■ What is required
Below are some entries; can you quote all of them exactly?

■ Listing
-- start --

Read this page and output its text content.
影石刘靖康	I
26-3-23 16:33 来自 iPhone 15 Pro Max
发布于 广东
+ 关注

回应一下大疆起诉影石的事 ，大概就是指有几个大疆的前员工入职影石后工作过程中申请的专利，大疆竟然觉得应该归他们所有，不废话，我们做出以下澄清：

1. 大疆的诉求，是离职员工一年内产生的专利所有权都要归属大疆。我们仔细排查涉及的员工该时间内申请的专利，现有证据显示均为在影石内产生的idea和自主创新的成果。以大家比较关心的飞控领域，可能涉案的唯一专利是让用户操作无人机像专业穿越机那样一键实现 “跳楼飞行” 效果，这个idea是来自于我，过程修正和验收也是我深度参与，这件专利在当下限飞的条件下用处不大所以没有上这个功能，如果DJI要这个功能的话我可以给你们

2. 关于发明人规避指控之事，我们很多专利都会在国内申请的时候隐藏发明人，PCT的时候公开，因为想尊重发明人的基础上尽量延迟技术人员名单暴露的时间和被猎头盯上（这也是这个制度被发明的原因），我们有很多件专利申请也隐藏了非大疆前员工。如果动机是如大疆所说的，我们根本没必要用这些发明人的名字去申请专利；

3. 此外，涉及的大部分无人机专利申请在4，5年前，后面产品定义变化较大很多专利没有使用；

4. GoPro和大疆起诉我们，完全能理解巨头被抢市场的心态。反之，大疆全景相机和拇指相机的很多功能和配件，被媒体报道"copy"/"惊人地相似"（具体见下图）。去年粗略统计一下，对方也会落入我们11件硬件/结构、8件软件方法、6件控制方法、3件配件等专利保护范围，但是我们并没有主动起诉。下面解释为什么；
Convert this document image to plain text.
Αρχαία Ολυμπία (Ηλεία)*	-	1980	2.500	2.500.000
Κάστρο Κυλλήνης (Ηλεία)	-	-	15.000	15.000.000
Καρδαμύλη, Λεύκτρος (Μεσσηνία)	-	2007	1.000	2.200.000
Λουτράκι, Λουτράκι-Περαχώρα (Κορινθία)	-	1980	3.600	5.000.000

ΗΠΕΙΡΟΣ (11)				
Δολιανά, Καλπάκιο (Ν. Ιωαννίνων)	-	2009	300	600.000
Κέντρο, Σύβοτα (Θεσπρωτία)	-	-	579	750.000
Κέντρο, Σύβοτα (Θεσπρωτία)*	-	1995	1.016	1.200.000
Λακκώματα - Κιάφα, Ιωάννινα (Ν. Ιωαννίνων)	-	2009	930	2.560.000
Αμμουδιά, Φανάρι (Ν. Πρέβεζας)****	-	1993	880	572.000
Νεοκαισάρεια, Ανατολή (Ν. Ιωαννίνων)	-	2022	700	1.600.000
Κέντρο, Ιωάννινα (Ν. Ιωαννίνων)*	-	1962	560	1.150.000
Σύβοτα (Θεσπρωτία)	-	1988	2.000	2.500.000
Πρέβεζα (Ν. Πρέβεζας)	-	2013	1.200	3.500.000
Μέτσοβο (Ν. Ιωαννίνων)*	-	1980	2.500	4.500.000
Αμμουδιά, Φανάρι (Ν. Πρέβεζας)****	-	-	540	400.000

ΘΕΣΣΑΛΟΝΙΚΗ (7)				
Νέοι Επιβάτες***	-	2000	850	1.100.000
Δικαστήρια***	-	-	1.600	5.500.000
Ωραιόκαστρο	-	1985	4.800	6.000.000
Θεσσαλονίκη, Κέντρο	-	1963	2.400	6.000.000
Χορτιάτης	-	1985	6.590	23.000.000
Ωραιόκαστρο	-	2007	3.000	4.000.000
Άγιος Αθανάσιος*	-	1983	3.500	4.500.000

-- end --

■ Result of the exercise
Read this page and output its text content.
影石刘靖康	I
26-3-23 16:33 来自 iPhone 15 Pro Max
发布于 广东
+ 关注

回应一下大疆起诉影石的事 ，大概就是指有几个大疆的前员工入职影石后工作过程中申请的专利，大疆竟然觉得应该归他们所有，不废话，我们做出以下澄清：

1. 大疆的诉求，是离职员工一年内产生的专利所有权都要归属大疆。我们仔细排查涉及的员工该时间内申请的专利，现有证据显示均为在影石内产生的idea和自主创新的成果。以大家比较关心的飞控领域，可能涉案的唯一专利是让用户操作无人机像专业穿越机那样一键实现 “跳楼飞行” 效果，这个idea是来自于我，过程修正和验收也是我深度参与，这件专利在当下限飞的条件下用处不大所以没有上这个功能，如果DJI要这个功能的话我可以给你们

2. 关于发明人规避指控之事，我们很多专利都会在国内申请的时候隐藏发明人，PCT的时候公开，因为想尊重发明人的基础上尽量延迟技术人员名单暴露的时间和被猎头盯上（这也是这个制度被发明的原因），我们有很多件专利申请也隐藏了非大疆前员工。如果动机是如大疆所说的，我们根本没必要用这些发明人的名字去申请专利；

3. 此外，涉及的大部分无人机专利申请在4，5年前，后面产品定义变化较大很多专利没有使用；

4. GoPro和大疆起诉我们，完全能理解巨头被抢市场的心态。反之，大疆全景相机和拇指相机的很多功能和配件，被媒体报道"copy"/"惊人地相似"（具体见下图）。去年粗略统计一下，对方也会落入我们11件硬件/结构、8件软件方法、6件控制方法、3件配件等专利保护范围，但是我们并没有主动起诉。下面解释为什么；
Convert this document image to plain text.
Αρχαία Ολυμπία (Ηλεία)*	-	1980	2.500	2.500.000
Κάστρο Κυλλήνης (Ηλεία)	-	-	15.000	15.000.000
Καρδαμύλη, Λεύκτρος (Μεσσηνία)	-	2007	1.000	2.200.000
Λουτράκι, Λουτράκι-Περαχώρα (Κορινθία)	-	1980	3.600	5.000.000

ΗΠΕΙΡΟΣ (11)				
Δολιανά, Καλπάκιο (Ν. Ιωαννίνων)	-	2009	300	600.000
Κέντρο, Σύβοτα (Θεσπρωτία)	-	-	579	750.000
Κέντρο, Σύβοτα (Θεσπρωτία)*	-	1995	1.016	1.200.000
Λακκώματα - Κιάφα, Ιωάννινα (Ν. Ιωαννίνων)	-	2009	930	2.560.000
Αμμουδιά, Φανάρι (Ν. Πρέβεζας)****	-	1993	880	572.000
Νεοκαισάρεια, Ανατολή (Ν. Ιωαννίνων)	-	2022	700	1.600.000
Κέντρο, Ιωάννινα (Ν. Ιωαννίνων)*	-	1962	560	1.150.000
Σύβοτα (Θεσπρωτία)	-	1988	2.000	2.500.000
Πρέβεζα (Ν. Πρέβεζας)	-	2013	1.200	3.500.000
Μέτσοβο (Ν. Ιωαννίνων)*	-	1980	2.500	4.500.000
Αμμουδιά, Φανάρι (Ν. Πρέβεζας)****	-	-	540	400.000

ΘΕΣΣΑΛΟΝΙΚΗ (7)				
Νέοι Επιβάτες***	-	2000	850	1.100.000
Δικαστήρια***	-	-	1.600	5.500.000
Ωραιόκαστρο	-	1985	4.800	6.000.000
Θεσσαλονίκη, Κέντρο	-	1963	2.400	6.000.000
Χορτιάτης	-	1985	6.590	23.000.000
Ωραιόκαστρο	-	2007	3.000	4.000.000
Άγιος Αθανάσιος*	-	1983	3.500	4.500.000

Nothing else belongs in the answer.